START Data shown

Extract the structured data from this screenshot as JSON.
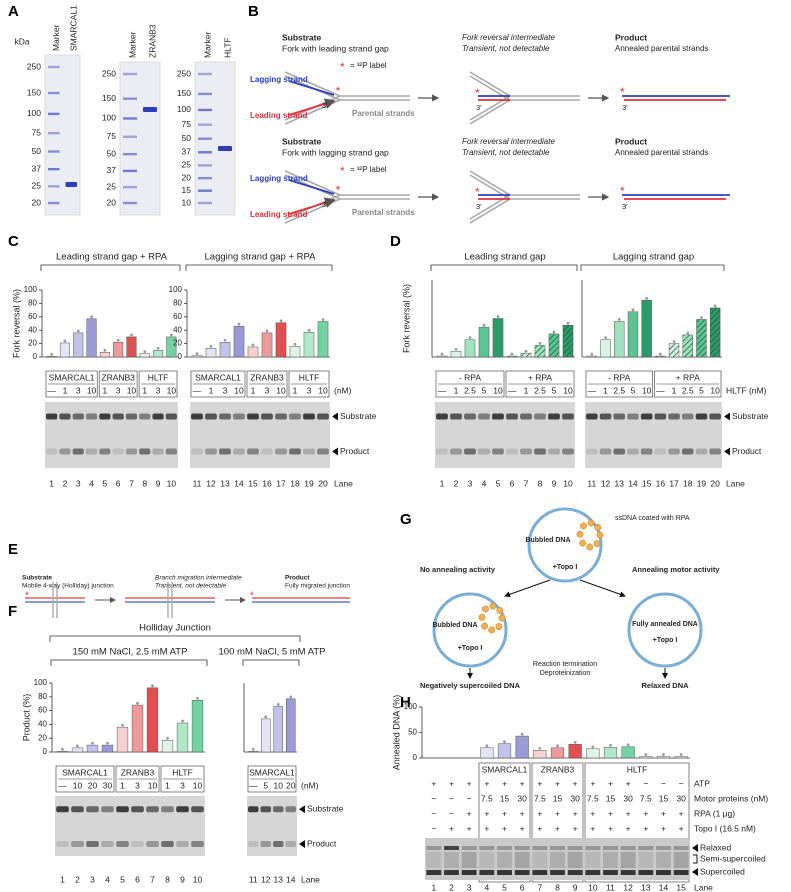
{
  "A": {
    "letter": "A",
    "unit": "kDa",
    "gels": [
      {
        "lanes": [
          "Marker",
          "SMARCAL1"
        ],
        "markers": [
          250,
          150,
          100,
          75,
          50,
          37,
          25,
          20
        ]
      },
      {
        "lanes": [
          "Marker",
          "ZRANB3"
        ],
        "markers": [
          250,
          150,
          100,
          75,
          50,
          37,
          25,
          20
        ]
      },
      {
        "lanes": [
          "Marker",
          "HLTF"
        ],
        "markers": [
          250,
          150,
          100,
          75,
          50,
          37,
          25,
          20,
          15,
          10
        ]
      }
    ]
  },
  "B": {
    "letter": "B",
    "star": "*",
    "label": "= ³²P label",
    "strands": {
      "lagging": "Lagging strand",
      "leading": "Leading strand",
      "parental": "Parental strands",
      "end": "3'"
    },
    "rows": [
      {
        "substrate": "Substrate",
        "substrate_desc": "Fork with leading strand gap",
        "intermediate": "Fork reversal intermediate",
        "intermediate_desc": "Transient, not detectable",
        "product": "Product",
        "product_desc": "Annealed parental strands"
      },
      {
        "substrate": "Substrate",
        "substrate_desc": "Fork with lagging strand gap",
        "intermediate": "Fork reversal intermediate",
        "intermediate_desc": "Transient, not detectable",
        "product": "Product",
        "product_desc": "Annealed parental strands"
      }
    ]
  },
  "C": {
    "letter": "C",
    "gels": [
      {
        "groups": [
          {
            "name": "SMARCAL1",
            "conc": [
              "—",
              1,
              3,
              10
            ]
          },
          {
            "name": "ZRANB3",
            "conc": [
              1,
              3,
              10
            ]
          },
          {
            "name": "HLTF",
            "conc": [
              1,
              3,
              10
            ]
          }
        ]
      },
      {
        "groups": [
          {
            "name": "SMARCAL1",
            "conc": [
              "—",
              1,
              3,
              10
            ]
          },
          {
            "name": "ZRANB3",
            "conc": [
              1,
              3,
              10
            ]
          },
          {
            "name": "HLTF",
            "conc": [
              1,
              3,
              10
            ]
          }
        ],
        "unit": "(nM)",
        "bands": [
          "Substrate",
          "Product"
        ],
        "lane_label": "Lane"
      }
    ]
  },
  "D": {
    "letter": "D",
    "gels": [
      {
        "groups": [
          {
            "name": "- RPA",
            "conc": [
              "—",
              1,
              2.5,
              5,
              10
            ]
          },
          {
            "name": "+ RPA",
            "conc": [
              "—",
              1,
              2.5,
              5,
              10
            ]
          }
        ]
      },
      {
        "groups": [
          {
            "name": "- RPA",
            "conc": [
              "—",
              1,
              2.5,
              5,
              10
            ]
          },
          {
            "name": "+ RPA",
            "conc": [
              "—",
              1,
              2.5,
              5,
              10
            ]
          }
        ],
        "unit": "HLTF (nM)",
        "bands": [
          "Substrate",
          "Product"
        ],
        "lane_label": "Lane"
      }
    ]
  },
  "E": {
    "letter": "E",
    "substrate": "Substrate",
    "substrate_desc": "Mobile 4-way (Holliday) junction",
    "intermediate": "Branch migration intermediate",
    "intermediate_desc": "Transient, not detectable",
    "product": "Product",
    "product_desc": "Fully migrated junction"
  },
  "F": {
    "letter": "F",
    "title": "Holliday Junction",
    "gels": [
      {
        "groups": [
          {
            "name": "SMARCAL1",
            "conc": [
              "—",
              10,
              20,
              30
            ]
          },
          {
            "name": "ZRANB3",
            "conc": [
              1,
              3,
              10
            ]
          },
          {
            "name": "HLTF",
            "conc": [
              1,
              3,
              10
            ]
          }
        ]
      },
      {
        "groups": [
          {
            "name": "SMARCAL1",
            "conc": [
              "—",
              5,
              10,
              20
            ]
          }
        ],
        "unit": "(nM)",
        "bands": [
          "Substrate",
          "Product"
        ],
        "lane_label": "Lane"
      }
    ]
  },
  "G": {
    "letter": "G",
    "bubbled": "Bubbled DNA",
    "coated": "ssDNA coated with RPA",
    "topo": "+Topo I",
    "no_annealing": "No annealing activity",
    "annealing": "Annealing motor activity",
    "annealed": "Fully annealed DNA",
    "termination": "Reaction termination",
    "deproteinization": "Deproteinization",
    "neg": "Negatively supercoiled DNA",
    "relaxed": "Relaxed DNA"
  },
  "H": {
    "letter": "H",
    "groups": [
      "SMARCAL1",
      "ZRANB3",
      "HLTF"
    ],
    "rows": [
      {
        "label": "ATP",
        "cells": [
          "+",
          "+",
          "+",
          "+",
          "+",
          "+",
          "+",
          "+",
          "+",
          "+",
          "+",
          "+",
          "−",
          "−",
          "−"
        ]
      },
      {
        "label": "Motor proteins (nM)",
        "cells": [
          "−",
          "−",
          "−",
          7.5,
          15,
          30,
          7.5,
          15,
          30,
          7.5,
          15,
          30,
          7.5,
          15,
          30
        ]
      },
      {
        "label": "RPA (1 μg)",
        "cells": [
          "−",
          "−",
          "+",
          "+",
          "+",
          "+",
          "+",
          "+",
          "+",
          "+",
          "+",
          "+",
          "+",
          "+",
          "+"
        ]
      },
      {
        "label": "Topo I (16.5 nM)",
        "cells": [
          "−",
          "+",
          "+",
          "+",
          "+",
          "+",
          "+",
          "+",
          "+",
          "+",
          "+",
          "+",
          "+",
          "+",
          "+"
        ]
      }
    ],
    "bands": [
      "Relaxed",
      "Semi-supercoiled",
      "Supercoiled"
    ],
    "lane_label": "Lane"
  },
  "chart_data": [
    {
      "type": "bar",
      "title": "Leading strand gap + RPA",
      "ylabel": "Fork reversal (%)",
      "categories": [
        1,
        2,
        3,
        4,
        5,
        6,
        7,
        8,
        9,
        10
      ],
      "values": [
        1,
        21,
        36,
        57,
        7,
        22,
        30,
        5,
        10,
        30
      ],
      "colors": [
        "#d9d9d9",
        "#e4e4f5",
        "#c2c2ea",
        "#9a9ad9",
        "#f7d0d0",
        "#ee9a9a",
        "#e05050",
        "#dff3e8",
        "#b0e8c8",
        "#72d2a0"
      ],
      "ylim": [
        0,
        100
      ],
      "yticks": [
        0,
        20,
        40,
        60,
        80,
        100
      ]
    },
    {
      "type": "bar",
      "title": "Lagging strand gap + RPA",
      "categories": [
        11,
        12,
        13,
        14,
        15,
        16,
        17,
        18,
        19,
        20
      ],
      "values": [
        2,
        13,
        22,
        46,
        15,
        36,
        51,
        16,
        37,
        53
      ],
      "colors": [
        "#d9d9d9",
        "#e4e4f5",
        "#c2c2ea",
        "#9a9ad9",
        "#f7d0d0",
        "#ee9a9a",
        "#e05050",
        "#dff3e8",
        "#b0e8c8",
        "#72d2a0"
      ],
      "ylim": [
        0,
        100
      ],
      "yticks": [
        0,
        20,
        40,
        60,
        80,
        100
      ]
    },
    {
      "type": "bar",
      "title": "Leading strand gap",
      "ylabel": "Fork reversal (%)",
      "categories": [
        1,
        2,
        3,
        4,
        5,
        6,
        7,
        8,
        9,
        10
      ],
      "values": [
        1,
        6,
        18,
        31,
        40,
        1,
        4,
        12,
        24,
        33
      ],
      "colors": [
        "#d9d9d9",
        "#d8f3e4",
        "#9fe3be",
        "#5cc490",
        "#2e9a68",
        "#d9d9d9",
        "#d8f3e4",
        "#9fe3be",
        "#5cc490",
        "#2e9a68"
      ],
      "hatched": [
        false,
        false,
        false,
        false,
        false,
        true,
        true,
        true,
        true,
        true
      ],
      "ylim": [
        0,
        80
      ]
    },
    {
      "type": "bar",
      "title": "Lagging strand gap",
      "categories": [
        11,
        12,
        13,
        14,
        15,
        16,
        17,
        18,
        19,
        20
      ],
      "values": [
        1,
        18,
        37,
        47,
        59,
        1,
        14,
        23,
        39,
        51
      ],
      "colors": [
        "#d9d9d9",
        "#d8f3e4",
        "#9fe3be",
        "#5cc490",
        "#2e9a68",
        "#d9d9d9",
        "#d8f3e4",
        "#9fe3be",
        "#5cc490",
        "#2e9a68"
      ],
      "hatched": [
        false,
        false,
        false,
        false,
        false,
        true,
        true,
        true,
        true,
        true
      ],
      "ylim": [
        0,
        80
      ]
    },
    {
      "type": "bar",
      "title": "150 mM NaCl, 2.5 mM ATP",
      "ylabel": "Product (%)",
      "categories": [
        1,
        2,
        3,
        4,
        5,
        6,
        7,
        8,
        9,
        10
      ],
      "values": [
        1,
        6,
        10,
        10,
        36,
        68,
        93,
        17,
        42,
        75
      ],
      "colors": [
        "#d9d9d9",
        "#e4e4f5",
        "#c2c2ea",
        "#9a9ad9",
        "#f7d0d0",
        "#ee9a9a",
        "#e05050",
        "#dff3e8",
        "#b0e8c8",
        "#72d2a0"
      ],
      "ylim": [
        0,
        100
      ],
      "yticks": [
        0,
        20,
        40,
        60,
        80,
        100
      ]
    },
    {
      "type": "bar",
      "title": "100 mM NaCl, 5 mM ATP",
      "categories": [
        11,
        12,
        13,
        14
      ],
      "values": [
        1,
        48,
        66,
        77
      ],
      "colors": [
        "#d9d9d9",
        "#e4e4f5",
        "#c2c2ea",
        "#9a9ad9"
      ],
      "ylim": [
        0,
        100
      ]
    },
    {
      "type": "bar",
      "ylabel": "Annealed DNA (%)",
      "categories": [
        1,
        2,
        3,
        4,
        5,
        6,
        7,
        8,
        9,
        10,
        11,
        12,
        13,
        14,
        15
      ],
      "values": [
        null,
        null,
        null,
        20,
        28,
        43,
        15,
        20,
        27,
        18,
        21,
        22,
        3,
        3,
        3
      ],
      "colors": [
        null,
        null,
        null,
        "#e4e4f5",
        "#c2c2ea",
        "#9a9ad9",
        "#f7d0d0",
        "#ee9a9a",
        "#e05050",
        "#dff3e8",
        "#b0e8c8",
        "#72d2a0",
        "#dddddd",
        "#dddddd",
        "#dddddd"
      ],
      "ylim": [
        0,
        100
      ],
      "yticks": [
        0,
        50,
        100
      ]
    }
  ]
}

END Data shown

Which lines in the data above hold the word "Holliday"? Return each of them.

    "substrate_desc": "Mobile 4-way (Holliday) junction",
    "title": "Holliday Junction",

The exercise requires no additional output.